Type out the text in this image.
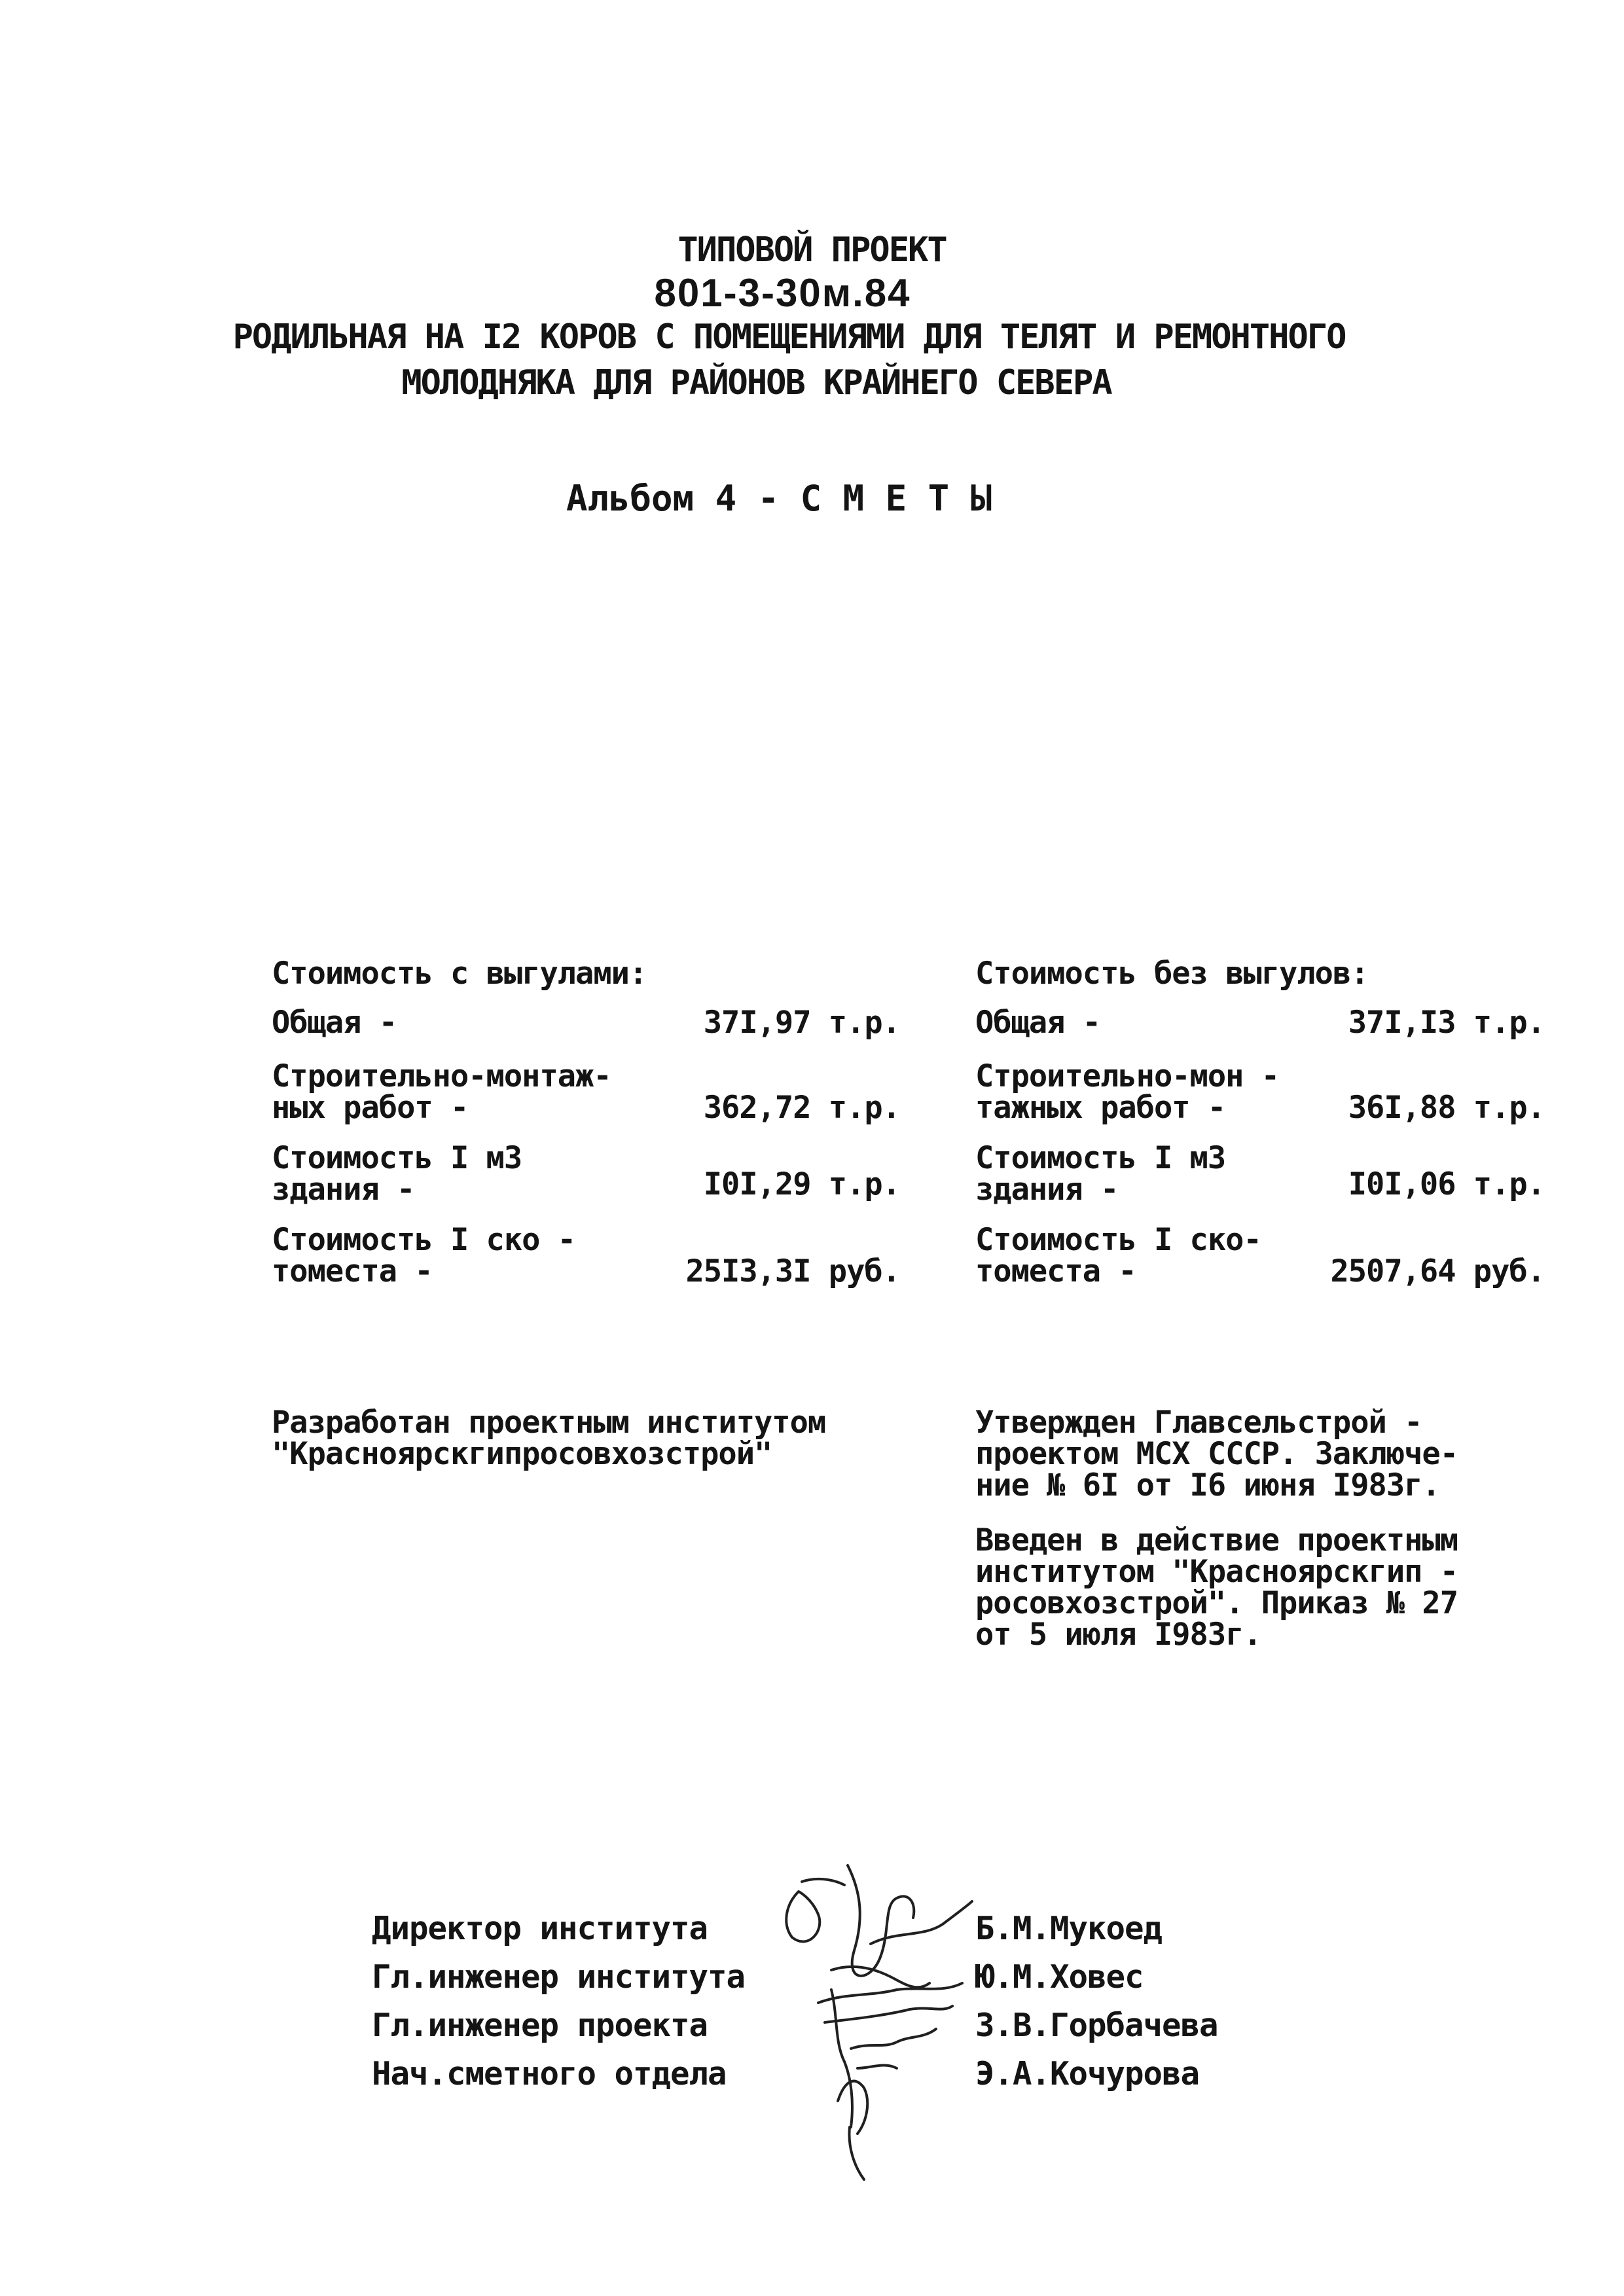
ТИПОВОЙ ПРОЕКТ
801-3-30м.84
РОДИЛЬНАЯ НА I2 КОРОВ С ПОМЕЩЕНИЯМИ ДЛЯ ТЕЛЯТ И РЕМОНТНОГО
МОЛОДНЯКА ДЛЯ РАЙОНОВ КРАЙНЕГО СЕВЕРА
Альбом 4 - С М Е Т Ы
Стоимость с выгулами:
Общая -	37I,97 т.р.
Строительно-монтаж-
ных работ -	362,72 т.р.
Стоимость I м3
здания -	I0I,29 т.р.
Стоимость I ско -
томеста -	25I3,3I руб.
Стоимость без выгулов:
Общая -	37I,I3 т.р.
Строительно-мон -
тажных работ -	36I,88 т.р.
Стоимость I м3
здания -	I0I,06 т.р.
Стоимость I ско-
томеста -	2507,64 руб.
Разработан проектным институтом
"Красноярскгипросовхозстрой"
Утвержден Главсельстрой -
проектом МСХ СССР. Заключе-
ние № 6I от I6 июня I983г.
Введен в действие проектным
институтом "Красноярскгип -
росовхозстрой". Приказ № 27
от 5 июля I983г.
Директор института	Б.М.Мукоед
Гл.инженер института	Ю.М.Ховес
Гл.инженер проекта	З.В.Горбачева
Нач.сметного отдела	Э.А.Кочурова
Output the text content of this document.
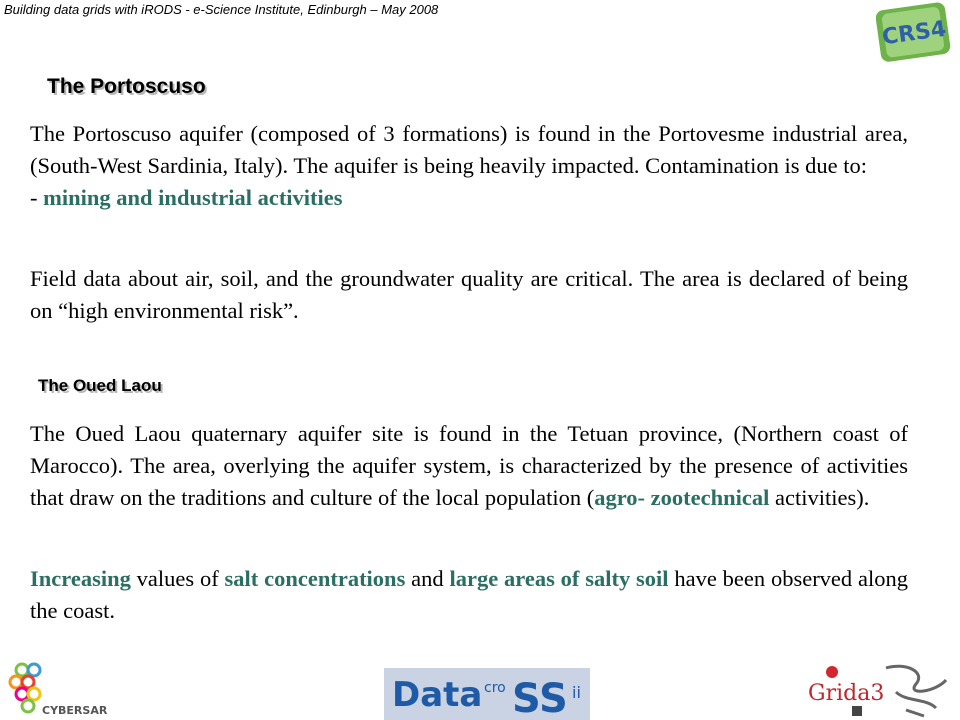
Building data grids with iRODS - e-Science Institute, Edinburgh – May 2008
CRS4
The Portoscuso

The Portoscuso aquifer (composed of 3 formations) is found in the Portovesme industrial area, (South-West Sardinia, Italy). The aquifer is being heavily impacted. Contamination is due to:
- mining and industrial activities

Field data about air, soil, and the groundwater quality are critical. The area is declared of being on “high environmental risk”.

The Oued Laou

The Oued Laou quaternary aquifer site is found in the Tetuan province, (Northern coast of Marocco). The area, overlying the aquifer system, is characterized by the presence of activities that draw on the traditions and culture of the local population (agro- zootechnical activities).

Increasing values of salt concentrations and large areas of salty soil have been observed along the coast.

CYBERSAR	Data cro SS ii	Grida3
• • • •
§ **Description of the task**:
Transcribe the full listing above exactly as it stands, minus the pictures.

§ **Expected answer**:
Type out the text in this image.
ТИПОВОЙ ПРОЕКТ
801-3-30м.84
РОДИЛЬНАЯ НА I2 КОРОВ С ПОМЕЩЕНИЯМИ ДЛЯ ТЕЛЯТ И РЕМОНТНОГО
МОЛОДНЯКА ДЛЯ РАЙОНОВ КРАЙНЕГО СЕВЕРА
Альбом 4 - С М Е Т Ы
Стоимость с выгулами:
Общая -	37I,97 т.р.
Строительно-монтаж-
ных работ -	362,72 т.р.
Стоимость I м3
здания -	I0I,29 т.р.
Стоимость I ско -
томеста -	25I3,3I руб.
Стоимость без выгулов:
Общая -	37I,I3 т.р.
Строительно-мон -
тажных работ -	36I,88 т.р.
Стоимость I м3
здания -	I0I,06 т.р.
Стоимость I ско-
томеста -	2507,64 руб.
Разработан проектным институтом
"Красноярскгипросовхозстрой"
Утвержден Главсельстрой -
проектом МСХ СССР. Заключе-
ние № 6I от I6 июня I983г.
Введен в действие проектным
институтом "Красноярскгип -
росовхозстрой". Приказ № 27
от 5 июля I983г.
Директор института	Б.М.Мукоед
Гл.инженер института	Ю.М.Ховес
Гл.инженер проекта	З.В.Горбачева
Нач.сметного отдела	Э.А.Кочурова
Output the text content of this document.
Building data grids with iRODS - e-Science Institute, Edinburgh – May 2008
CRS4
The Portoscuso

The Portoscuso aquifer (composed of 3 formations) is found in the Portovesme industrial area, (South-West Sardinia, Italy). The aquifer is being heavily impacted. Contamination is due to:
- mining and industrial activities

Field data about air, soil, and the groundwater quality are critical. The area is declared of being on “high environmental risk”.

The Oued Laou

The Oued Laou quaternary aquifer site is found in the Tetuan province, (Northern coast of Marocco). The area, overlying the aquifer system, is characterized by the presence of activities that draw on the traditions and culture of the local population (agro- zootechnical activities).

Increasing values of salt concentrations and large areas of salty soil have been observed along the coast.

CYBERSAR	Data cro SS ii	Grida3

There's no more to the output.